··· Material provided

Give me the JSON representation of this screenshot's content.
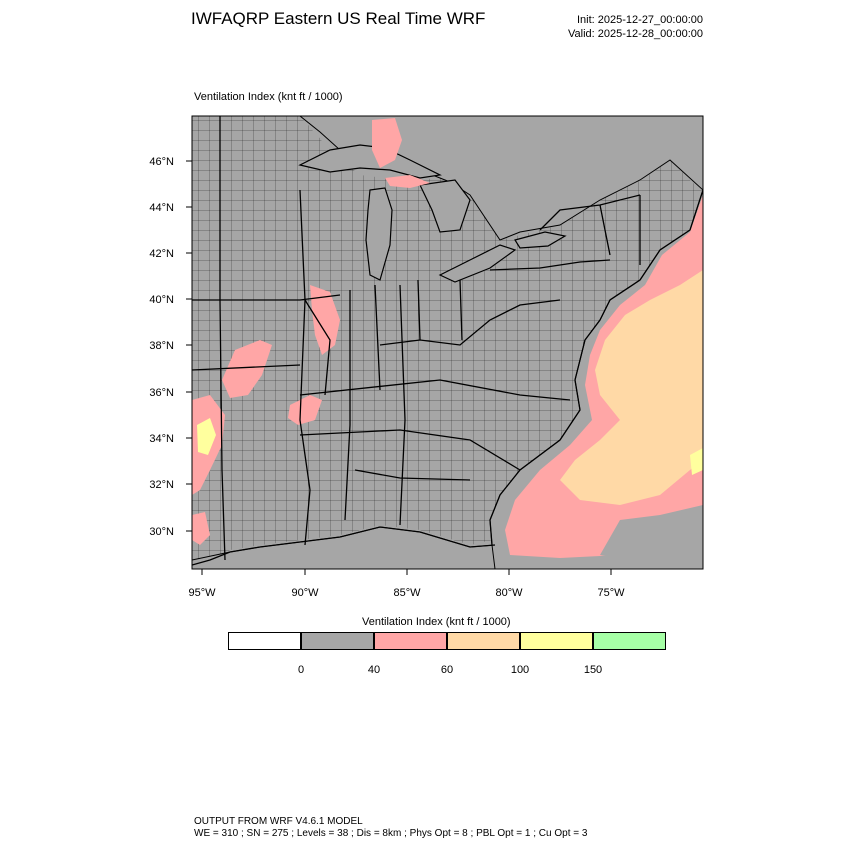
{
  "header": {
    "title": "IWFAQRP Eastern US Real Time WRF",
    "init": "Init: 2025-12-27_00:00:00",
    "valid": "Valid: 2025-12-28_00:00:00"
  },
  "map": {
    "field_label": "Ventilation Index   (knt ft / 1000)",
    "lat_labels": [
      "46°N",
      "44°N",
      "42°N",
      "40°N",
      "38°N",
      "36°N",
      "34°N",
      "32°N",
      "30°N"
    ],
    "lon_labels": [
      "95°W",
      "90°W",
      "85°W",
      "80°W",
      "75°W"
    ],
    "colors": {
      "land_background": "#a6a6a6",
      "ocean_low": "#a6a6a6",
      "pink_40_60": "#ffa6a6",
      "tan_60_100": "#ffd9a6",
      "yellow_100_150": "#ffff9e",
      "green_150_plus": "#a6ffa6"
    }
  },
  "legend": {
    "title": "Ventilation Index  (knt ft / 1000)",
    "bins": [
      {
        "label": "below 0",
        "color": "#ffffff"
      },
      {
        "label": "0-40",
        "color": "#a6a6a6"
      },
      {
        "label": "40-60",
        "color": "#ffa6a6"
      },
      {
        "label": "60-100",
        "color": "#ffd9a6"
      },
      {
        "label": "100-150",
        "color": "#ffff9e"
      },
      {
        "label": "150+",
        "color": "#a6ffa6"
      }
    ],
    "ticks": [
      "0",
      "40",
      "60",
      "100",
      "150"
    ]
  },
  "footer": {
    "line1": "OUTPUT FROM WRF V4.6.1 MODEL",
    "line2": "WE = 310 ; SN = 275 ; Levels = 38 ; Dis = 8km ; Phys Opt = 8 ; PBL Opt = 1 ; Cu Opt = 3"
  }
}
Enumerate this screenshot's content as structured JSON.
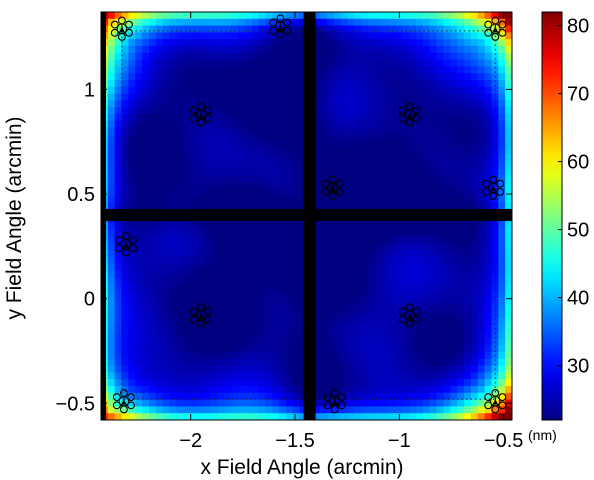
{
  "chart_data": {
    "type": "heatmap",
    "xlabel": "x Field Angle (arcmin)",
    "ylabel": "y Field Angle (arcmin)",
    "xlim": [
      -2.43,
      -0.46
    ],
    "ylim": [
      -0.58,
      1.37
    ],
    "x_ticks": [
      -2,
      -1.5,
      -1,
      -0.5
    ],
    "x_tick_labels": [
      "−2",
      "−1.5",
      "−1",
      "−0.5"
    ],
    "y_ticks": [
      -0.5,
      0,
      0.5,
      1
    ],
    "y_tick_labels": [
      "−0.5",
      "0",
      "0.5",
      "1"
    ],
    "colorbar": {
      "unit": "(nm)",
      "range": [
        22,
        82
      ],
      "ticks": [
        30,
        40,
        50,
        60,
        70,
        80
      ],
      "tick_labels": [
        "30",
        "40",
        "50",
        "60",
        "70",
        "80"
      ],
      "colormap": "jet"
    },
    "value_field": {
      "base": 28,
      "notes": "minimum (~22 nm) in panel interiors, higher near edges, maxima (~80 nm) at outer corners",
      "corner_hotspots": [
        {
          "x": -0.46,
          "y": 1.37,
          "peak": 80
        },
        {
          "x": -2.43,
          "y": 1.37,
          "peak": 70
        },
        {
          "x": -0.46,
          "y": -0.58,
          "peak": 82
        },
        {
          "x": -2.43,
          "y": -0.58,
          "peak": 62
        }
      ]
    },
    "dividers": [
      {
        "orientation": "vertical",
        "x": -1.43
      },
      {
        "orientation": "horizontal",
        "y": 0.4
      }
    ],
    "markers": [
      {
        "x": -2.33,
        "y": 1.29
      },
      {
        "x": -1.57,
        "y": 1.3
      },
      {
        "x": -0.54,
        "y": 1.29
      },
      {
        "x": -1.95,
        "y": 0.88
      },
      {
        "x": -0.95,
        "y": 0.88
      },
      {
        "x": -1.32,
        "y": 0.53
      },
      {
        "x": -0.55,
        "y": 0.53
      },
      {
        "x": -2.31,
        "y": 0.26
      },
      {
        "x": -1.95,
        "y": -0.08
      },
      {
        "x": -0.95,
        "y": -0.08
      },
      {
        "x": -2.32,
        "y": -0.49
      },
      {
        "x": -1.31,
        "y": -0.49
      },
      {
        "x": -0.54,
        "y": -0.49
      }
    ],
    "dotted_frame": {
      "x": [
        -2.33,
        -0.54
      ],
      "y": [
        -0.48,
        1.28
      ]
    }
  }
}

······
··· Material provided

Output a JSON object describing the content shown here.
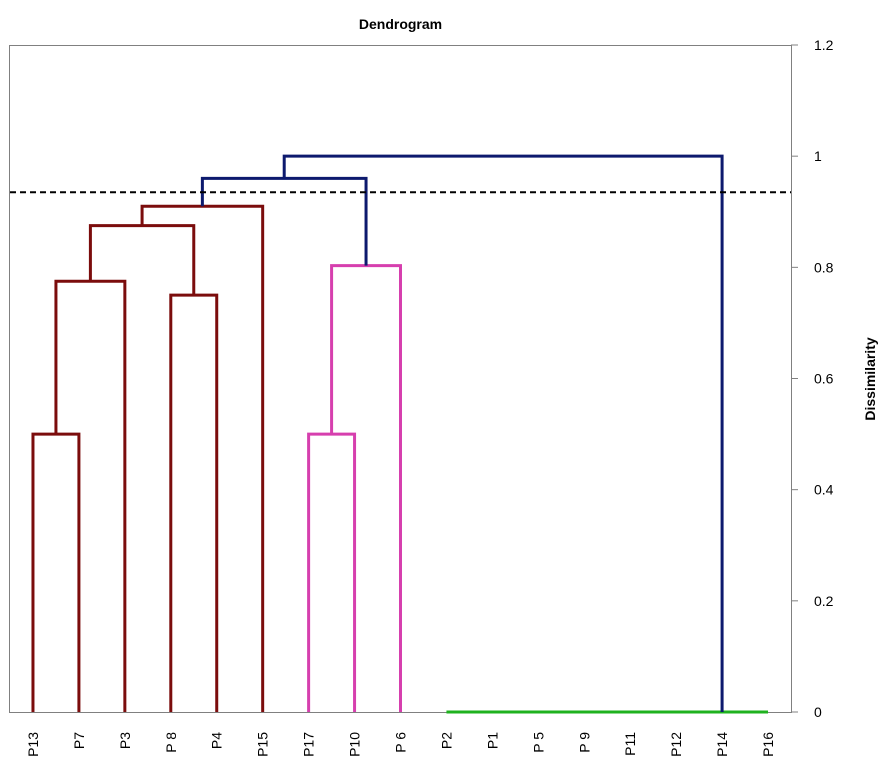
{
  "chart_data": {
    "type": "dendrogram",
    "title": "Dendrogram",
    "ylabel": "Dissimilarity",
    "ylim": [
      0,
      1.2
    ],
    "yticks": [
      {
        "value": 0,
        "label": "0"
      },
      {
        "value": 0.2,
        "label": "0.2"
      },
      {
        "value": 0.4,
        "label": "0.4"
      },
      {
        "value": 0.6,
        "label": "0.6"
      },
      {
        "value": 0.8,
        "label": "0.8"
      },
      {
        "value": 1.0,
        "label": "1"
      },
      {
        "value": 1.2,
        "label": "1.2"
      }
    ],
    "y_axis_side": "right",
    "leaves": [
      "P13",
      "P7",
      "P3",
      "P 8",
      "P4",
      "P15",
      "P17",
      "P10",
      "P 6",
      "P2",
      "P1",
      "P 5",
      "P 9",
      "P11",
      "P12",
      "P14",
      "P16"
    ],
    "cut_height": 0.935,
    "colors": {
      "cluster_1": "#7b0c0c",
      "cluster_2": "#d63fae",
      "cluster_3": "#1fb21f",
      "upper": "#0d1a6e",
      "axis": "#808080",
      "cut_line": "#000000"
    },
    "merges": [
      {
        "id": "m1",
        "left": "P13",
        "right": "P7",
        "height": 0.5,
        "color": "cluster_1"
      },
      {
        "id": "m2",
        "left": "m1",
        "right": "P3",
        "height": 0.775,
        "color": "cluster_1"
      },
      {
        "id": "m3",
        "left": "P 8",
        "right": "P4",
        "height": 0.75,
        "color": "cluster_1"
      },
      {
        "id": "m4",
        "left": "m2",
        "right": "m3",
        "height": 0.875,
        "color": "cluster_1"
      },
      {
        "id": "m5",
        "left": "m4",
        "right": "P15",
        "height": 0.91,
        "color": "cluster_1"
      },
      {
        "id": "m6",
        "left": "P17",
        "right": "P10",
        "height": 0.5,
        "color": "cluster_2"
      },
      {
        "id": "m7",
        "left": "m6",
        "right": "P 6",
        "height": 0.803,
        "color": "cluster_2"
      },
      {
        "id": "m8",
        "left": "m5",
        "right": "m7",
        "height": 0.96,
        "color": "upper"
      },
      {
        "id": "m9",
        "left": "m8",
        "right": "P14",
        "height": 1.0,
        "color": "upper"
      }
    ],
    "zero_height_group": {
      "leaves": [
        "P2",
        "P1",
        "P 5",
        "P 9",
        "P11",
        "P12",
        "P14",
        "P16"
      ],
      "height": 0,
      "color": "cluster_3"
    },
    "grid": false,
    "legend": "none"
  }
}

······

• [What is required] Identify each line in the records above containing the word "left"; copy those lines.

• [Exercise output]
        "left": "P13",
        "left": "m1",
        "left": "P 8",
        "left": "m2",
        "left": "m4",
        "left": "P17",
        "left": "m6",
        "left": "m5",
        "left": "m8",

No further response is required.